### Dataset entries
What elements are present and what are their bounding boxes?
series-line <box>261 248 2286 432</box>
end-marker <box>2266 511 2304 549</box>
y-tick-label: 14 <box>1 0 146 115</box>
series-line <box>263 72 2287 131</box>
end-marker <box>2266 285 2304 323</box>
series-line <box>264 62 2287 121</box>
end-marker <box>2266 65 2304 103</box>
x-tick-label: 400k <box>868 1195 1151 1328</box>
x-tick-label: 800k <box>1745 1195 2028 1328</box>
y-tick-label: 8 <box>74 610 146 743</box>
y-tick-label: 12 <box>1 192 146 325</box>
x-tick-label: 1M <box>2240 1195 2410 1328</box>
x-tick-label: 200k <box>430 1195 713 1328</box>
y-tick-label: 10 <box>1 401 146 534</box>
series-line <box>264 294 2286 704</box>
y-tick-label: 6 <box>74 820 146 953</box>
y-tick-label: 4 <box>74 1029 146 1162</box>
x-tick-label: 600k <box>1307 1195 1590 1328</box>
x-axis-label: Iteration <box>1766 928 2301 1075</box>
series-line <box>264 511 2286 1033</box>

### Directions
Express every line of the records above as a Markdown table with the columns "Row" and "Line". Give each line its own row, numbered in order, and leave out blank lines.

### Complete response
| Row | Line |
|---|---|
| 1 | What elements are present and what are their bounding boxes? |
| 2 | series-line <box>261 248 2286 432</box> |
| 3 | end-marker <box>2266 511 2304 549</box> |
| 4 | y-tick-label: 14 <box>1 0 146 115</box> |
| 5 | series-line <box>263 72 2287 131</box> |
| 6 | end-marker <box>2266 285 2304 323</box> |
| 7 | series-line <box>264 62 2287 121</box> |
| 8 | end-marker <box>2266 65 2304 103</box> |
| 9 | x-tick-label: 400k <box>868 1195 1151 1328</box> |
| 10 | x-tick-label: 800k <box>1745 1195 2028 1328</box> |
| 11 | y-tick-label: 8 <box>74 610 146 743</box> |
| 12 | y-tick-label: 12 <box>1 192 146 325</box> |
| 13 | x-tick-label: 1M <box>2240 1195 2410 1328</box> |
| 14 | x-tick-label: 200k <box>430 1195 713 1328</box> |
| 15 | y-tick-label: 10 <box>1 401 146 534</box> |
| 16 | series-line <box>264 294 2286 704</box> |
| 17 | y-tick-label: 6 <box>74 820 146 953</box> |
| 18 | y-tick-label: 4 <box>74 1029 146 1162</box> |
| 19 | x-tick-label: 600k <box>1307 1195 1590 1328</box> |
| 20 | x-axis-label: Iteration <box>1766 928 2301 1075</box> |
| 21 | series-line <box>264 511 2286 1033</box> |